After a year in which the cinema was unable to match politics for tales of the unexpected, 2017 should restore some balance. It's looking like a very interesting year for film.
There are sci-fi, superhero and war blockbusters aplenty, including new Star Wars, Blade Runner and Planet Of The Apes films.
I'm particularly looking forward to Christopher Nolan's Dunkirk. But there is also the promise of some juicy thrillers, stirring romances, period swooners and sharp comedies, not to mention at least one weepie, Lion, that could drive up sales of extra-ply tissues. Younger cinema-goers should be notably well-served, too.
So, for 2017, here are 17 exciting films to appeal to all tastes and due to reach our screens in the next 12 months.
Beauty And The Beast
Following in the dainty glass slipper-steps of the delightful Cinderella, this is another Disney live-action remake of one of its own animations. Emma Watson plays one title character, Dan Stevens the other. I think you can guess which is which.
As Belle, Ms Watson, by all accounts, introduced Disney to her feisty brand of feminism and declined to wear a corset under her frock. Ian McKellen, Emma Thompson and Ewan McGregor also feature. Out in March.
Blade Runner 2049
French-Canadian director Denis Villeneuve - whose last two films were the excellent Sicario and Arrival - is the man entrusted with the Blade Runner baton, 35 years after the Ridley Scott original.
Promisingly, his cinematographer is the hugely accomplished Englishman Roger Deakins, 13 times an Oscar nominee. And Harrison Ford returns, just like he did in Star Wars, although Ryan Gosling will do most of the running and jumping. Scott is also involved, as producer. Out in October.
The Mexican festival Dia de los Muertos, or Day of the Dead, has inspired plenty of film-makers in recent years, not least Sam Mendes, who used it as the backdrop for a memorable pre-credits sequence in the Bond film Spectre.

- **Records shown**
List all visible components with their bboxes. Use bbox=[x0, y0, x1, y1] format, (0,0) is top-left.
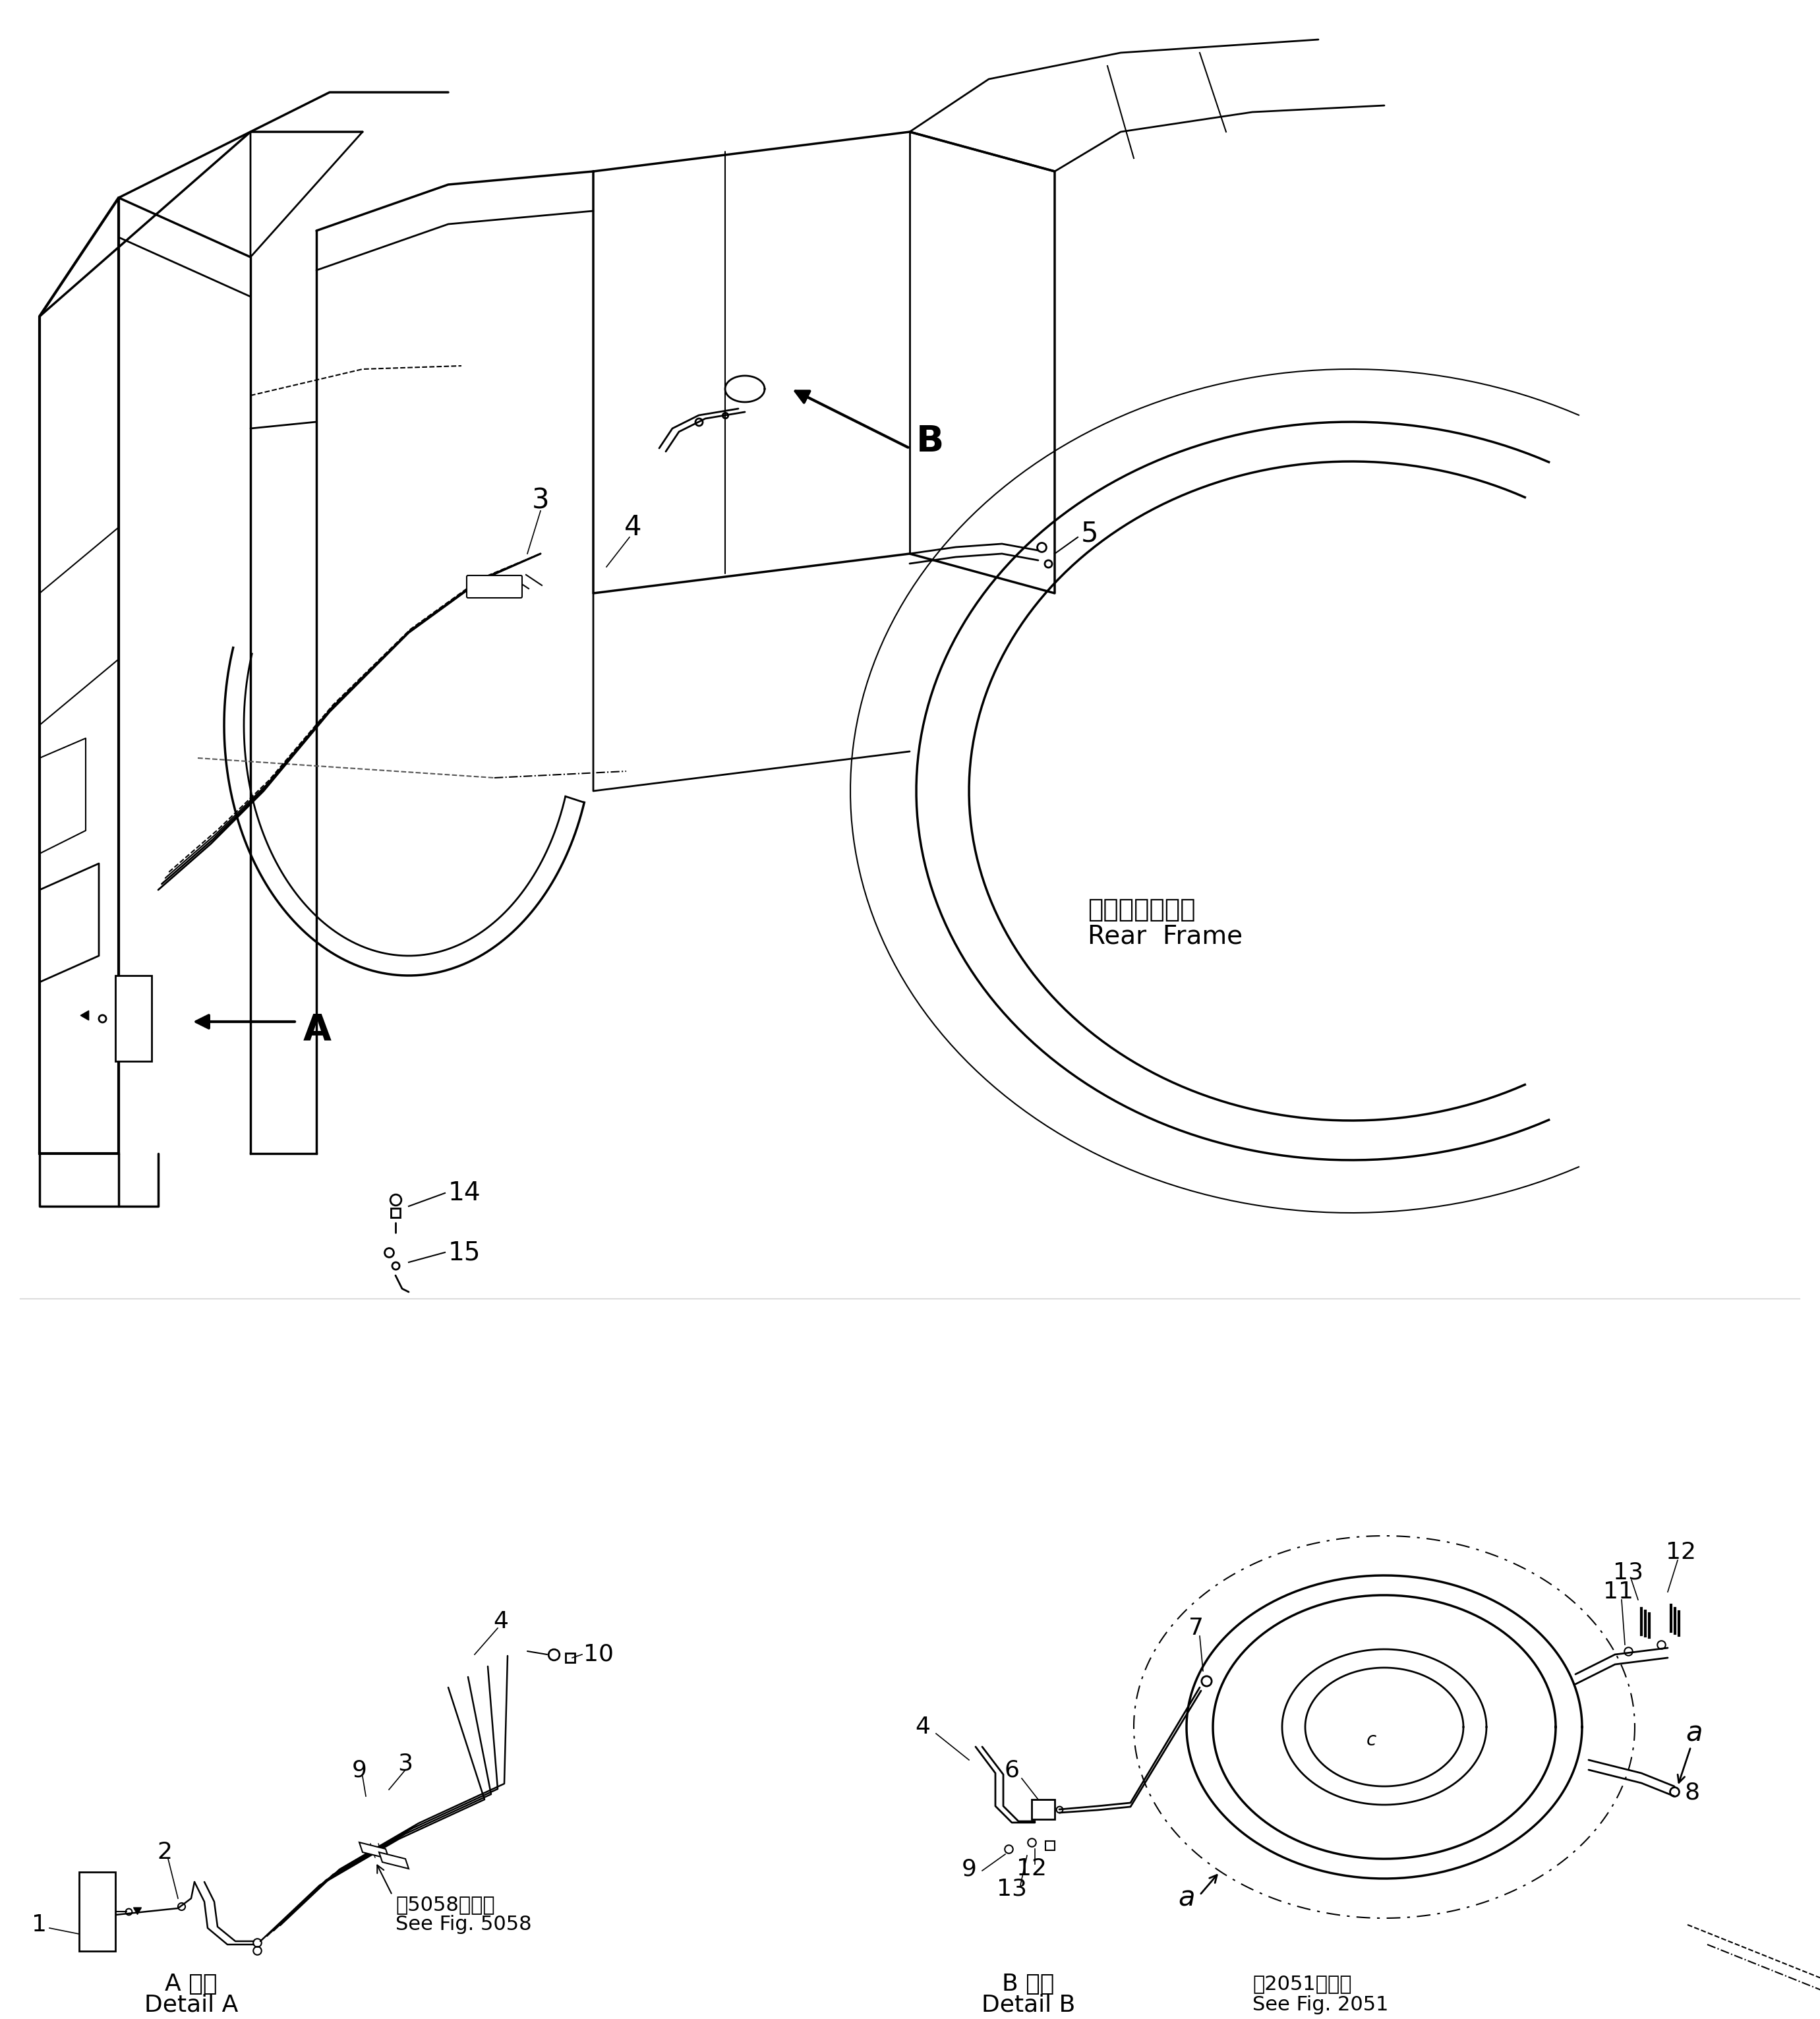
Text: B: B bbox=[915, 424, 945, 460]
Text: 11: 11 bbox=[1603, 1581, 1634, 1603]
Text: 4: 4 bbox=[493, 1611, 508, 1633]
Text: 5: 5 bbox=[1081, 521, 1099, 547]
Text: 12: 12 bbox=[1665, 1540, 1696, 1563]
Text: A 詳細: A 詳細 bbox=[166, 1973, 217, 1995]
Text: 図5058図参照: 図5058図参照 bbox=[395, 1896, 495, 1914]
Text: A: A bbox=[304, 1012, 331, 1048]
Text: 1: 1 bbox=[33, 1914, 47, 1936]
Text: 3: 3 bbox=[399, 1752, 413, 1775]
Text: See Fig. 2051: See Fig. 2051 bbox=[1252, 1995, 1389, 2015]
Text: 2: 2 bbox=[157, 1841, 173, 1864]
Text: Rear  Frame: Rear Frame bbox=[1088, 923, 1243, 949]
Polygon shape bbox=[359, 1843, 389, 1859]
Text: c: c bbox=[1367, 1730, 1376, 1748]
Text: a: a bbox=[1178, 1884, 1196, 1912]
Text: 12: 12 bbox=[1016, 1857, 1046, 1880]
Bar bbox=[78, 1872, 115, 1950]
Text: 図2051図参照: 図2051図参照 bbox=[1252, 1975, 1352, 1993]
Text: 14: 14 bbox=[448, 1181, 480, 1205]
Text: 6: 6 bbox=[1005, 1759, 1019, 1781]
Text: Detail B: Detail B bbox=[981, 1995, 1076, 2017]
Text: B 詳細: B 詳細 bbox=[1003, 1973, 1054, 1995]
Bar bbox=[115, 975, 151, 1062]
Text: Detail A: Detail A bbox=[144, 1995, 238, 2017]
Text: 13: 13 bbox=[997, 1878, 1026, 1900]
Text: 13: 13 bbox=[1613, 1561, 1643, 1583]
Text: a: a bbox=[1685, 1720, 1702, 1746]
Text: リヤーフレーム: リヤーフレーム bbox=[1088, 896, 1196, 923]
Text: 10: 10 bbox=[584, 1643, 613, 1666]
Text: 4: 4 bbox=[624, 513, 641, 541]
Text: 8: 8 bbox=[1684, 1781, 1700, 1805]
Text: 9: 9 bbox=[961, 1857, 977, 1880]
Polygon shape bbox=[379, 1851, 410, 1870]
Text: 3: 3 bbox=[531, 487, 550, 515]
Text: 9: 9 bbox=[351, 1759, 368, 1781]
Text: 7: 7 bbox=[1188, 1617, 1205, 1639]
Text: See Fig. 5058: See Fig. 5058 bbox=[395, 1916, 531, 1934]
Bar bbox=[1032, 1799, 1056, 1819]
FancyBboxPatch shape bbox=[466, 575, 522, 598]
Text: 4: 4 bbox=[915, 1716, 930, 1738]
Text: 15: 15 bbox=[448, 1240, 480, 1266]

- **To be done**
Continue the preview of 2017 films from where it stops.

- **Reply to the exercise**
Now Pixar is at it, with this animation about a young Mexican boy who, during the festivities, finds himself in the realm of the departed. Pixar's parent company, Disney, has been accused of 'cultural appropriation' for trying (unsuccessfully) to trademark the phrase Dia de los Muertos. But we'll forgive them if this is as good as it promises to be. Out in November.
John Lithgow did a fine job as Churchill in the Netflix series The Crown, but he never quite looked the part. From the pictures we've seen, Gary Oldman certainly does, uncannily, in this drama set at the outset of World War II, just after Churchill becomes leader.
The screenplay is by Anthony McCarten, the talented New Zealander who wrote The Theory Of Everything, and the cast includes Lily James as Winston's personal secretary, Kristin Scott Thomas as his wife, Clementine, and John Hurt as Neville Chamberlain. Joe Wright (Atonement) directs. Out in November.
Christopher Nolan's breathlessly anticipated World War II film tells the story of the extraordinary mass evacuation of Allied soldiers from the beaches of Dunkirk in 1940.
It boasts a fantastic British cast, led by Tom Hardy, Mark Rylance and Kenneth Branagh. Oddly, it's one of the rare Nolan films not to feature Sir Michael Caine. But, in a bid to attract a younger audience, it does mark the acting debut of a certain boy band star - Harry Styles, of One Direction fame. Out in July.
Guardians Of The Galaxy 2
This sequel has plenty to live up to; the original Guardians Of The Galaxy was not only a huge box-office smash in 2014, but also enormous fun. With Spider-Man and Thor films to follow, it's a big year for the money-making machine known as the Marvel Cinematic Universe. But this should get things off to a cracking start.
The cast is much the same as last time (Chris Pratt, Bradley Cooper and Zoe Saldana), but with some intriguing additions, such as Elizabeth Debicki, the Aussie actress whose raunchy sex scenes with Tom Hiddleston in last year's BBC drama The Night Manager caused such a stir. Out in April.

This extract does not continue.